Recorded information

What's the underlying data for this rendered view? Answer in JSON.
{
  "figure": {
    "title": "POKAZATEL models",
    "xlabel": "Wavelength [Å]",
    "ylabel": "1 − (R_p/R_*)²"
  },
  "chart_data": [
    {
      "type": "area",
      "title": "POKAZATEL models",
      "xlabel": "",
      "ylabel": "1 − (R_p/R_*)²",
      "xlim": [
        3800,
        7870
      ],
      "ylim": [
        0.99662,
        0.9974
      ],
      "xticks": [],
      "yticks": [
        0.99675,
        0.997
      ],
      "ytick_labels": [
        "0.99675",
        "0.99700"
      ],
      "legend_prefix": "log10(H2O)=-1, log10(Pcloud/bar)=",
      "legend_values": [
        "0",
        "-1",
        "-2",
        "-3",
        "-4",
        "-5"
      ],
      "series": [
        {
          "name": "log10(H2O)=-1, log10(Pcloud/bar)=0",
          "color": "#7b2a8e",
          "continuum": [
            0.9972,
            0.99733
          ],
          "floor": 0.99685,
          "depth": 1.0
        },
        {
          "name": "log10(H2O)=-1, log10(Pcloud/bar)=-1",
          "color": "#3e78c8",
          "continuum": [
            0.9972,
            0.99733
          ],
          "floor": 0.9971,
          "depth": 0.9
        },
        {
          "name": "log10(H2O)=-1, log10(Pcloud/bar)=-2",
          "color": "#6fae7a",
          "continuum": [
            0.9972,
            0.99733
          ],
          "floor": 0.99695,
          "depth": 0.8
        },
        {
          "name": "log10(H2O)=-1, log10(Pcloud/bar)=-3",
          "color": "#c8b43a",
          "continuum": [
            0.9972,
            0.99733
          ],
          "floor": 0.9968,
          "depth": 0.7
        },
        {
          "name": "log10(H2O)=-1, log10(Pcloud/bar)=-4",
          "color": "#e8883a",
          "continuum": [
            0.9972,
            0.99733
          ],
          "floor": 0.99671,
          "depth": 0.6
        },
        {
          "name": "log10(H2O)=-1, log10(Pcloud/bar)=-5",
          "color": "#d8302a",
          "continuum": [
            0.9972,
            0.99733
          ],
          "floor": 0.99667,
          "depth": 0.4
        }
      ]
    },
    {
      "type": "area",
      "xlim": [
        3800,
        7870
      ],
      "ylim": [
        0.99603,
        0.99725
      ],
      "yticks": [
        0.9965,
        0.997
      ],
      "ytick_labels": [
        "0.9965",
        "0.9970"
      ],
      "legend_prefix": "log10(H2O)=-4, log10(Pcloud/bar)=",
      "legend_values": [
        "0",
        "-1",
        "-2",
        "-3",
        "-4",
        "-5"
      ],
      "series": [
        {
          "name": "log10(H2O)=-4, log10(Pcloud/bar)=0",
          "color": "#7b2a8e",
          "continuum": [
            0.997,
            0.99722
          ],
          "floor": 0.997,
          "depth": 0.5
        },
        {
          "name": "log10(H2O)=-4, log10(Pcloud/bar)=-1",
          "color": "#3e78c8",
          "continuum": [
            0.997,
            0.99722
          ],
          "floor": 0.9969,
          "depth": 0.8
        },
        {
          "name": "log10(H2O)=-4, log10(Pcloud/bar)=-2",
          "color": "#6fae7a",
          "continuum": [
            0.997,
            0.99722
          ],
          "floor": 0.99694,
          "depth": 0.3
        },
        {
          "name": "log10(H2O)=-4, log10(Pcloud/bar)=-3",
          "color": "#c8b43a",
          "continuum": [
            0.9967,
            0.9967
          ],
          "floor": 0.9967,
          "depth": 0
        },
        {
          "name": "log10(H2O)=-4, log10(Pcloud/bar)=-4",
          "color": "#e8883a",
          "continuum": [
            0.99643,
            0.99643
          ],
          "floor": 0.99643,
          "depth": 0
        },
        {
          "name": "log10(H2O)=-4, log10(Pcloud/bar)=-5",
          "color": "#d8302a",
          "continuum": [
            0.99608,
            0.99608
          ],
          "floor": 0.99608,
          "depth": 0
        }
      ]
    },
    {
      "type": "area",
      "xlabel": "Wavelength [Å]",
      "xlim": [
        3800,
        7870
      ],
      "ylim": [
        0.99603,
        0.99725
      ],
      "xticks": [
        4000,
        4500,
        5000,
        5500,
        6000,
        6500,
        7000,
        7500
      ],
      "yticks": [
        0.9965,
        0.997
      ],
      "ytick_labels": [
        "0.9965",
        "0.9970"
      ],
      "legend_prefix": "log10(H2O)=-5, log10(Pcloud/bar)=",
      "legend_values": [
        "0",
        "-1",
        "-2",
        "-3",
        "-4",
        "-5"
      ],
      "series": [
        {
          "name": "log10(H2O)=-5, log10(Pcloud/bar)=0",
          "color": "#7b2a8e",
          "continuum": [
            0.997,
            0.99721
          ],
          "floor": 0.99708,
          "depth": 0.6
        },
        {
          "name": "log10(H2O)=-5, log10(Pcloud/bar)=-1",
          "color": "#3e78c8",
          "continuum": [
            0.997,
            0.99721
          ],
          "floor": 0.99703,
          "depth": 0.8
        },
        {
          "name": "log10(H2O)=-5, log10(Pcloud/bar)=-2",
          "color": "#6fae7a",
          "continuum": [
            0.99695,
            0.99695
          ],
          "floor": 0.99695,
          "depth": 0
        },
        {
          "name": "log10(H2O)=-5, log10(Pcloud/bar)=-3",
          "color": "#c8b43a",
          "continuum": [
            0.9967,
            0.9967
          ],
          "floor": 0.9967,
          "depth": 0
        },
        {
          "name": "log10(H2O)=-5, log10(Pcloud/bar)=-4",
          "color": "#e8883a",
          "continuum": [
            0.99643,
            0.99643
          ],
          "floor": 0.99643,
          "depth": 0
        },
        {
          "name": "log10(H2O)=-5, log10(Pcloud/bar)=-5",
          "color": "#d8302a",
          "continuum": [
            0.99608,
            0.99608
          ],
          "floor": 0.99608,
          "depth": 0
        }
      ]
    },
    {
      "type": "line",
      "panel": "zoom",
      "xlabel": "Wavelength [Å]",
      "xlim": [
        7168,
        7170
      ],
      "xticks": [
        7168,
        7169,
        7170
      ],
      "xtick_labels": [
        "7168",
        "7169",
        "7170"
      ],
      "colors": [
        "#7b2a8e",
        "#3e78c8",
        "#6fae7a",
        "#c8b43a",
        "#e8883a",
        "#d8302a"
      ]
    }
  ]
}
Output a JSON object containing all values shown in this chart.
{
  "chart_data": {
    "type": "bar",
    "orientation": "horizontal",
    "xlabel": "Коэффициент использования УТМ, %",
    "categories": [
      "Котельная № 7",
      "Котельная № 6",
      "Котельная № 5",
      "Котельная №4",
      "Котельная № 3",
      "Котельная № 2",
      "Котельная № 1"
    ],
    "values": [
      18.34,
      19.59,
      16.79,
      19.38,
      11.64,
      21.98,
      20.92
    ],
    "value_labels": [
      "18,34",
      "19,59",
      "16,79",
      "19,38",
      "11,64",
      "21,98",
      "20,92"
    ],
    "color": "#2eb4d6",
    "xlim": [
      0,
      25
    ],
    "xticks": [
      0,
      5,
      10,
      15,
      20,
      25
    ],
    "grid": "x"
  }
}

Stated problem
Restate each record exactly as written.

Output of the exercise
What's the underlying data for this rendered view? Answer in JSON.
{
  "figure": {
    "title": "POKAZATEL models",
    "xlabel": "Wavelength [Å]",
    "ylabel": "1 − (R_p/R_*)²"
  },
  "chart_data": [
    {
      "type": "area",
      "title": "POKAZATEL models",
      "xlabel": "",
      "ylabel": "1 − (R_p/R_*)²",
      "xlim": [
        3800,
        7870
      ],
      "ylim": [
        0.99662,
        0.9974
      ],
      "xticks": [],
      "yticks": [
        0.99675,
        0.997
      ],
      "ytick_labels": [
        "0.99675",
        "0.99700"
      ],
      "legend_prefix": "log10(H2O)=-1, log10(Pcloud/bar)=",
      "legend_values": [
        "0",
        "-1",
        "-2",
        "-3",
        "-4",
        "-5"
      ],
      "series": [
        {
          "name": "log10(H2O)=-1, log10(Pcloud/bar)=0",
          "color": "#7b2a8e",
          "continuum": [
            0.9972,
            0.99733
          ],
          "floor": 0.99685,
          "depth": 1.0
        },
        {
          "name": "log10(H2O)=-1, log10(Pcloud/bar)=-1",
          "color": "#3e78c8",
          "continuum": [
            0.9972,
            0.99733
          ],
          "floor": 0.9971,
          "depth": 0.9
        },
        {
          "name": "log10(H2O)=-1, log10(Pcloud/bar)=-2",
          "color": "#6fae7a",
          "continuum": [
            0.9972,
            0.99733
          ],
          "floor": 0.99695,
          "depth": 0.8
        },
        {
          "name": "log10(H2O)=-1, log10(Pcloud/bar)=-3",
          "color": "#c8b43a",
          "continuum": [
            0.9972,
            0.99733
          ],
          "floor": 0.9968,
          "depth": 0.7
        },
        {
          "name": "log10(H2O)=-1, log10(Pcloud/bar)=-4",
          "color": "#e8883a",
          "continuum": [
            0.9972,
            0.99733
          ],
          "floor": 0.99671,
          "depth": 0.6
        },
        {
          "name": "log10(H2O)=-1, log10(Pcloud/bar)=-5",
          "color": "#d8302a",
          "continuum": [
            0.9972,
            0.99733
          ],
          "floor": 0.99667,
          "depth": 0.4
        }
      ]
    },
    {
      "type": "area",
      "xlim": [
        3800,
        7870
      ],
      "ylim": [
        0.99603,
        0.99725
      ],
      "yticks": [
        0.9965,
        0.997
      ],
      "ytick_labels": [
        "0.9965",
        "0.9970"
      ],
      "legend_prefix": "log10(H2O)=-4, log10(Pcloud/bar)=",
      "legend_values": [
        "0",
        "-1",
        "-2",
        "-3",
        "-4",
        "-5"
      ],
      "series": [
        {
          "name": "log10(H2O)=-4, log10(Pcloud/bar)=0",
          "color": "#7b2a8e",
          "continuum": [
            0.997,
            0.99722
          ],
          "floor": 0.997,
          "depth": 0.5
        },
        {
          "name": "log10(H2O)=-4, log10(Pcloud/bar)=-1",
          "color": "#3e78c8",
          "continuum": [
            0.997,
            0.99722
          ],
          "floor": 0.9969,
          "depth": 0.8
        },
        {
          "name": "log10(H2O)=-4, log10(Pcloud/bar)=-2",
          "color": "#6fae7a",
          "continuum": [
            0.997,
            0.99722
          ],
          "floor": 0.99694,
          "depth": 0.3
        },
        {
          "name": "log10(H2O)=-4, log10(Pcloud/bar)=-3",
          "color": "#c8b43a",
          "continuum": [
            0.9967,
            0.9967
          ],
          "floor": 0.9967,
          "depth": 0
        },
        {
          "name": "log10(H2O)=-4, log10(Pcloud/bar)=-4",
          "color": "#e8883a",
          "continuum": [
            0.99643,
            0.99643
          ],
          "floor": 0.99643,
          "depth": 0
        },
        {
          "name": "log10(H2O)=-4, log10(Pcloud/bar)=-5",
          "color": "#d8302a",
          "continuum": [
            0.99608,
            0.99608
          ],
          "floor": 0.99608,
          "depth": 0
        }
      ]
    },
    {
      "type": "area",
      "xlabel": "Wavelength [Å]",
      "xlim": [
        3800,
        7870
      ],
      "ylim": [
        0.99603,
        0.99725
      ],
      "xticks": [
        4000,
        4500,
        5000,
        5500,
        6000,
        6500,
        7000,
        7500
      ],
      "yticks": [
        0.9965,
        0.997
      ],
      "ytick_labels": [
        "0.9965",
        "0.9970"
      ],
      "legend_prefix": "log10(H2O)=-5, log10(Pcloud/bar)=",
      "legend_values": [
        "0",
        "-1",
        "-2",
        "-3",
        "-4",
        "-5"
      ],
      "series": [
        {
          "name": "log10(H2O)=-5, log10(Pcloud/bar)=0",
          "color": "#7b2a8e",
          "continuum": [
            0.997,
            0.99721
          ],
          "floor": 0.99708,
          "depth": 0.6
        },
        {
          "name": "log10(H2O)=-5, log10(Pcloud/bar)=-1",
          "color": "#3e78c8",
          "continuum": [
            0.997,
            0.99721
          ],
          "floor": 0.99703,
          "depth": 0.8
        },
        {
          "name": "log10(H2O)=-5, log10(Pcloud/bar)=-2",
          "color": "#6fae7a",
          "continuum": [
            0.99695,
            0.99695
          ],
          "floor": 0.99695,
          "depth": 0
        },
        {
          "name": "log10(H2O)=-5, log10(Pcloud/bar)=-3",
          "color": "#c8b43a",
          "continuum": [
            0.9967,
            0.9967
          ],
          "floor": 0.9967,
          "depth": 0
        },
        {
          "name": "log10(H2O)=-5, log10(Pcloud/bar)=-4",
          "color": "#e8883a",
          "continuum": [
            0.99643,
            0.99643
          ],
          "floor": 0.99643,
          "depth": 0
        },
        {
          "name": "log10(H2O)=-5, log10(Pcloud/bar)=-5",
          "color": "#d8302a",
          "continuum": [
            0.99608,
            0.99608
          ],
          "floor": 0.99608,
          "depth": 0
        }
      ]
    },
    {
      "type": "line",
      "panel": "zoom",
      "xlabel": "Wavelength [Å]",
      "xlim": [
        7168,
        7170
      ],
      "xticks": [
        7168,
        7169,
        7170
      ],
      "xtick_labels": [
        "7168",
        "7169",
        "7170"
      ],
      "colors": [
        "#7b2a8e",
        "#3e78c8",
        "#6fae7a",
        "#c8b43a",
        "#e8883a",
        "#d8302a"
      ]
    }
  ]
}
Output a JSON object containing all values shown in this chart.
{
  "chart_data": {
    "type": "bar",
    "orientation": "horizontal",
    "xlabel": "Коэффициент использования УТМ, %",
    "categories": [
      "Котельная № 7",
      "Котельная № 6",
      "Котельная № 5",
      "Котельная №4",
      "Котельная № 3",
      "Котельная № 2",
      "Котельная № 1"
    ],
    "values": [
      18.34,
      19.59,
      16.79,
      19.38,
      11.64,
      21.98,
      20.92
    ],
    "value_labels": [
      "18,34",
      "19,59",
      "16,79",
      "19,38",
      "11,64",
      "21,98",
      "20,92"
    ],
    "color": "#2eb4d6",
    "xlim": [
      0,
      25
    ],
    "xticks": [
      0,
      5,
      10,
      15,
      20,
      25
    ],
    "grid": "x"
  }
}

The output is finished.